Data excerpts
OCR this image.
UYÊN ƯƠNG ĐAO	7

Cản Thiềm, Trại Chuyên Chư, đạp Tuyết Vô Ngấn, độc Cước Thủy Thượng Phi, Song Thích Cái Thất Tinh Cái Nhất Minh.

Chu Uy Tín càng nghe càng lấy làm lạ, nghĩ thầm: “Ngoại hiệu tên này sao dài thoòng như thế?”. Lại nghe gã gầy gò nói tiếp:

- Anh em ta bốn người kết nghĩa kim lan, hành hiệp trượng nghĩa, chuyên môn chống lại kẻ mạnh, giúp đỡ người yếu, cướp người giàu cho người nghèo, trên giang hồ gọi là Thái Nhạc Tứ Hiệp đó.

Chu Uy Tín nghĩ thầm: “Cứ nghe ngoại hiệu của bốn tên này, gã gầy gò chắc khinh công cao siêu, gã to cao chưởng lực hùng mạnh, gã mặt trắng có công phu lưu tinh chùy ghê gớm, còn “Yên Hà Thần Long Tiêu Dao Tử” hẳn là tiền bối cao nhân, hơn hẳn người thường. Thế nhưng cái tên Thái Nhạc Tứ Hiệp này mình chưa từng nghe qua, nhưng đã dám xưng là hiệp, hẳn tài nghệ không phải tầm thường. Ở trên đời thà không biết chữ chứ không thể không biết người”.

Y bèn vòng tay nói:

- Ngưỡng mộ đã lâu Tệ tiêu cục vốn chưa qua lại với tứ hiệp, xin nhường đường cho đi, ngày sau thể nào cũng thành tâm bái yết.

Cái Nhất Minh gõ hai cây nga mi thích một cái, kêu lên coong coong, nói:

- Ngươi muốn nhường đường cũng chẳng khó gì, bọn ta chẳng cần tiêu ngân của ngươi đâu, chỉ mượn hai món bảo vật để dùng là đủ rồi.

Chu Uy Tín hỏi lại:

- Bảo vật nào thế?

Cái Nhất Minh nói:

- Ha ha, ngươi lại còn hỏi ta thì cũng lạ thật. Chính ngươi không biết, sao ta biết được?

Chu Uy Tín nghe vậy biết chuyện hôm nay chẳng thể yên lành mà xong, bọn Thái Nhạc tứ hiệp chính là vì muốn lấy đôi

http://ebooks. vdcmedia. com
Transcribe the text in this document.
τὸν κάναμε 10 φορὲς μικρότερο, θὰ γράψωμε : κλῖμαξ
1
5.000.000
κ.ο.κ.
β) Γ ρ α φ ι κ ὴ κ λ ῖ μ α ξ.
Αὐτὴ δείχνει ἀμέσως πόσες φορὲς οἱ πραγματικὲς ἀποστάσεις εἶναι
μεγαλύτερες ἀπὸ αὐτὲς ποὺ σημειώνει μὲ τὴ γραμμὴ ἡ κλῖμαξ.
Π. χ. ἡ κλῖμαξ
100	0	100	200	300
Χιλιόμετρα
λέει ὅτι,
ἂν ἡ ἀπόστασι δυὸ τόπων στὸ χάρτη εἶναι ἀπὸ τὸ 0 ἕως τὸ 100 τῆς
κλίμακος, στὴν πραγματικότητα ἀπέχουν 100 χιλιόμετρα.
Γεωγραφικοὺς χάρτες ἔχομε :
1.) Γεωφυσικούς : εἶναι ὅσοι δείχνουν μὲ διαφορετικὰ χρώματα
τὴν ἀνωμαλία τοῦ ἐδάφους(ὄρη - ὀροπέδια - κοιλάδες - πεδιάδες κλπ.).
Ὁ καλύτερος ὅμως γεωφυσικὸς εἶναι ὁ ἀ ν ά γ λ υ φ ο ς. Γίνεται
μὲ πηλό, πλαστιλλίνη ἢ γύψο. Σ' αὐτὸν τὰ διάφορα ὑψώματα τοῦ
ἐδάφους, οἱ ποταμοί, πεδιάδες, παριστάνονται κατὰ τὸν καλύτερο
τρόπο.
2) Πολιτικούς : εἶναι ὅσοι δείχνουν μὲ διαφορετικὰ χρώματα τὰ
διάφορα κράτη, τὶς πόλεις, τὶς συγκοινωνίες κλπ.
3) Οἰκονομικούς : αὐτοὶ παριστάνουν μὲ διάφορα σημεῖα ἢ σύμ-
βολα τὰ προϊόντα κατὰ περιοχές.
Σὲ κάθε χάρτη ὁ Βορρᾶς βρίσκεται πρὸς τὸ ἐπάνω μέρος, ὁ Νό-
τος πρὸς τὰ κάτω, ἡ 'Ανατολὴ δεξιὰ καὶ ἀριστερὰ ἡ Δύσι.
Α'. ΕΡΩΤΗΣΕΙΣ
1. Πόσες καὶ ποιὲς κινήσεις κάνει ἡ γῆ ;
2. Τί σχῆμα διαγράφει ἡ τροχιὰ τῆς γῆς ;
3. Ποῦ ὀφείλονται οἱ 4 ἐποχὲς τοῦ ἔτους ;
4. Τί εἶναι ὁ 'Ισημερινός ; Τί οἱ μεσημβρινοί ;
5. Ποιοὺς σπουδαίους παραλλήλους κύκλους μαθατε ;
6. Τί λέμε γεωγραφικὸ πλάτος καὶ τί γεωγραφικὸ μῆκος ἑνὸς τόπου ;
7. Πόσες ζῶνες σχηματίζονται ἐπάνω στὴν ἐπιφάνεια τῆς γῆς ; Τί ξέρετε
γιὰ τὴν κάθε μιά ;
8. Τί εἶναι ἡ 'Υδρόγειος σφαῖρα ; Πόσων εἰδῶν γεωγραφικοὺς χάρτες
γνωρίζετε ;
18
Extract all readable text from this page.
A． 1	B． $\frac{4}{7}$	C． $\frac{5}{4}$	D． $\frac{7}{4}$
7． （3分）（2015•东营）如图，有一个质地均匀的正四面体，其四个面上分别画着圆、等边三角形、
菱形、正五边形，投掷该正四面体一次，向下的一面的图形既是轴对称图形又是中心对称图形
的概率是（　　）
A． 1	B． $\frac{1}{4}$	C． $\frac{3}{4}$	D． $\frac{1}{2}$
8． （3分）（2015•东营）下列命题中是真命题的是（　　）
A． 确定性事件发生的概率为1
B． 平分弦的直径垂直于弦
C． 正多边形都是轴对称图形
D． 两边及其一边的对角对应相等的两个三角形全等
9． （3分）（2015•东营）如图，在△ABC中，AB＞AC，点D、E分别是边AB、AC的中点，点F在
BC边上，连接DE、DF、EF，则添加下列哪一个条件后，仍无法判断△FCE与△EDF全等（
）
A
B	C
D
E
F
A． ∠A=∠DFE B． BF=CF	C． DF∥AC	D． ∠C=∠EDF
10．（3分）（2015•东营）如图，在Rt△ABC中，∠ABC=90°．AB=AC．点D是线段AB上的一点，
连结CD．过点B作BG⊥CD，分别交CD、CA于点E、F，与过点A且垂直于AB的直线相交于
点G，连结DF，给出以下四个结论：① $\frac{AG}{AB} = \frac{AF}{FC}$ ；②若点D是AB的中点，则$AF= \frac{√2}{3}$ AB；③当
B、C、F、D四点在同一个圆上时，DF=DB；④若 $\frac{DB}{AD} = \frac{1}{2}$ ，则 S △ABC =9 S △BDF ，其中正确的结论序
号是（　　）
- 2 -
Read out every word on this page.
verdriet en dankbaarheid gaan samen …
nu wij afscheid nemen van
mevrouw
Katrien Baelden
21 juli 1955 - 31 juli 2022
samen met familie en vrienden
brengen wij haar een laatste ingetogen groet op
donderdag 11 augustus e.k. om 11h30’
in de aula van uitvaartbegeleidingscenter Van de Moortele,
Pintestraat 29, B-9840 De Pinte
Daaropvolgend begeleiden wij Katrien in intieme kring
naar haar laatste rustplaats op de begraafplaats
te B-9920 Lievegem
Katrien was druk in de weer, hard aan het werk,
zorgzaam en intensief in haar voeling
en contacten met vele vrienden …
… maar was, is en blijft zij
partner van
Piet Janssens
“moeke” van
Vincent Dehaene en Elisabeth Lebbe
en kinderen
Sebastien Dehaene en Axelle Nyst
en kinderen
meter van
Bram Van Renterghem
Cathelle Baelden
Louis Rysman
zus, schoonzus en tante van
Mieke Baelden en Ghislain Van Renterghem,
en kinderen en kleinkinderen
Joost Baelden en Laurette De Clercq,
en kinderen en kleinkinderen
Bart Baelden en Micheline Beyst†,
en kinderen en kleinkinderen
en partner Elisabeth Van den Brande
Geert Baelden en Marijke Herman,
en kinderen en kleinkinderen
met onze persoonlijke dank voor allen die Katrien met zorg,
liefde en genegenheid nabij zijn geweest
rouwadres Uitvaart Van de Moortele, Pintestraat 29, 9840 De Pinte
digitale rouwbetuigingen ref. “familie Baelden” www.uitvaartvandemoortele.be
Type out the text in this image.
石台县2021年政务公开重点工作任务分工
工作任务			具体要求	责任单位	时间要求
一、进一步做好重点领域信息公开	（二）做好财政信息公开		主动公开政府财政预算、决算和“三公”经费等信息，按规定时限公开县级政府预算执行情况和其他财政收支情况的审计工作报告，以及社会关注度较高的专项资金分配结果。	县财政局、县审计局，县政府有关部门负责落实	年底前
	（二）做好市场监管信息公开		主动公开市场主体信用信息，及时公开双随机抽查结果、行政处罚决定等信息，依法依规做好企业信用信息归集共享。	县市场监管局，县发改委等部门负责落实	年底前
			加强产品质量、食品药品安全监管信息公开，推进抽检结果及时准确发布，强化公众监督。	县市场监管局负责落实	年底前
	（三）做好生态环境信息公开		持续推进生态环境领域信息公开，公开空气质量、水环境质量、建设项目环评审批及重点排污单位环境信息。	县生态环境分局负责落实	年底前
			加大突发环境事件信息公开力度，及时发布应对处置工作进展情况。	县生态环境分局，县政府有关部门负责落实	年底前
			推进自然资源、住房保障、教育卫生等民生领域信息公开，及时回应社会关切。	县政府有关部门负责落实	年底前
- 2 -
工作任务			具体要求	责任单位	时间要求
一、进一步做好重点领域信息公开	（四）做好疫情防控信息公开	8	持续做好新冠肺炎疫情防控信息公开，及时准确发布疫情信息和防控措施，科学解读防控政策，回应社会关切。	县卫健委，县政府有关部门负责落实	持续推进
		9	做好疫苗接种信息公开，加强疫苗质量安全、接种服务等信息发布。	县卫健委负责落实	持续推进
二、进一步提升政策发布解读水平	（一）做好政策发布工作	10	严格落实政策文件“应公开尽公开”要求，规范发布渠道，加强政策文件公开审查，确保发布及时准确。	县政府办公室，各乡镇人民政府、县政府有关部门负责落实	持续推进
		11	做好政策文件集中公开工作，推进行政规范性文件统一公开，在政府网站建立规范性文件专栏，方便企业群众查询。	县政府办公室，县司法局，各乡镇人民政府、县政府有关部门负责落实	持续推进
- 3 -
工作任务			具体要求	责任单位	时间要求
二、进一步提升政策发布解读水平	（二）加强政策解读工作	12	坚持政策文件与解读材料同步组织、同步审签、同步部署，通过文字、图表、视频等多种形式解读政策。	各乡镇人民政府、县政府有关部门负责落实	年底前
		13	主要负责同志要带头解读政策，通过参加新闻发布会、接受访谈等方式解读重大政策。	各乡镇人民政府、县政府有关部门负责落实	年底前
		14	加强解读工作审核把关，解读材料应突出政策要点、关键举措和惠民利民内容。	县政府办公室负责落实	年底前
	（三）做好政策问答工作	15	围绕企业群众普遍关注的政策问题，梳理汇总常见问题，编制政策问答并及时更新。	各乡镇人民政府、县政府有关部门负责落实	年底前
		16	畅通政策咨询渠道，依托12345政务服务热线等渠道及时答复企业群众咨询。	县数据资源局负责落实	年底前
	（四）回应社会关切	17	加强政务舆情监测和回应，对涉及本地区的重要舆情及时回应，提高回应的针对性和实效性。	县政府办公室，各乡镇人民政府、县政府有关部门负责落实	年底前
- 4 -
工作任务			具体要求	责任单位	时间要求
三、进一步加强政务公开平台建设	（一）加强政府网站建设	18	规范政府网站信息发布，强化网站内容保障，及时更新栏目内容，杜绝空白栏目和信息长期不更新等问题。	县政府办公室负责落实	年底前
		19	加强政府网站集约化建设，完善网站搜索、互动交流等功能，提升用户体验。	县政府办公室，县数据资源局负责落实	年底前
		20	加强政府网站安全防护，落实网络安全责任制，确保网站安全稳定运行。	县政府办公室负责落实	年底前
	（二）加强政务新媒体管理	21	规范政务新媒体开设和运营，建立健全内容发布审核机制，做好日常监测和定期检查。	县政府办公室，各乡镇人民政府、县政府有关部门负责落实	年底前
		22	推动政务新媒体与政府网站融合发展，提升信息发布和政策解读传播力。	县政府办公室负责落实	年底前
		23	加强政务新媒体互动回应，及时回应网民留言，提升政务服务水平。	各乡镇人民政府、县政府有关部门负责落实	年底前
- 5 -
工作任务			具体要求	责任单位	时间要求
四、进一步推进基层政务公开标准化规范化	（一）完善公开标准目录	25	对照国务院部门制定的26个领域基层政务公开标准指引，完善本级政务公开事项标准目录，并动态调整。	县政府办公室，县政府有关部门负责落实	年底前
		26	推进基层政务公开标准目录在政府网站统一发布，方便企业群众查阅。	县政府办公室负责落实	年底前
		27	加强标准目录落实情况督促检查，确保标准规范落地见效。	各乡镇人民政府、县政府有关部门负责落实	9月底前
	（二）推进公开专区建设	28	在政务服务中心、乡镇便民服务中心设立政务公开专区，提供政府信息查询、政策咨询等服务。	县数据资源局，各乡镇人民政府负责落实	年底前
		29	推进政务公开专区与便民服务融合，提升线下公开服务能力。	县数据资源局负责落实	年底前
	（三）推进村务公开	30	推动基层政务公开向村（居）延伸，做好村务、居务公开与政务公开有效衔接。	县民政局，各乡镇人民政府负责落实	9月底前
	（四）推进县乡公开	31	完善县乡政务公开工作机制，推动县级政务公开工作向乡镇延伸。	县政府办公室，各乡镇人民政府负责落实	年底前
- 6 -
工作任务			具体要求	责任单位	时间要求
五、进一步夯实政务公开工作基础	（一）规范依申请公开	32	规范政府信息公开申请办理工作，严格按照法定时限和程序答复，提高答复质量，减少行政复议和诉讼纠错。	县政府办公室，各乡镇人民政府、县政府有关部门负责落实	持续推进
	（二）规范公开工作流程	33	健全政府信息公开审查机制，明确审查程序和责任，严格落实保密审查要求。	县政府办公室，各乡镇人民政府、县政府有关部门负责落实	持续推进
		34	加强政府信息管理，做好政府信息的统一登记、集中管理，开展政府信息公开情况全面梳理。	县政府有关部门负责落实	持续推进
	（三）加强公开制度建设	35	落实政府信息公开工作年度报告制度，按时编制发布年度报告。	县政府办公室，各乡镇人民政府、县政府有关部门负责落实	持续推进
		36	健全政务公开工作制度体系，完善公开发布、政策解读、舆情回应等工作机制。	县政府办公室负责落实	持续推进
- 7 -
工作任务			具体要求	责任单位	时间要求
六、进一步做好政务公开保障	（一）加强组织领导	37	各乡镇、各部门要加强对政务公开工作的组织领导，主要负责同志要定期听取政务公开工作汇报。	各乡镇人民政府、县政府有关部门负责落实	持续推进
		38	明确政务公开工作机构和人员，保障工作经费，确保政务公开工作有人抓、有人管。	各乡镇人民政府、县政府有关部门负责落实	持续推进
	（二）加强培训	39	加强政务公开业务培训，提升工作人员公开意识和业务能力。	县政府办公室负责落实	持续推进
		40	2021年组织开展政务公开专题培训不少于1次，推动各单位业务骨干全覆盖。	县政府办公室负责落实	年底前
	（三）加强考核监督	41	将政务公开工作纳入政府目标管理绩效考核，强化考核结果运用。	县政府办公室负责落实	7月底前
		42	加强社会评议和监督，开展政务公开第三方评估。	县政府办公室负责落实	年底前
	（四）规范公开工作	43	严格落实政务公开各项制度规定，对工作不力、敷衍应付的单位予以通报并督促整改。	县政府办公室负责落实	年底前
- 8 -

» TASK DESCRIPTION
Report the number of lines that contain "không", with no other words.

» SOLUTION
2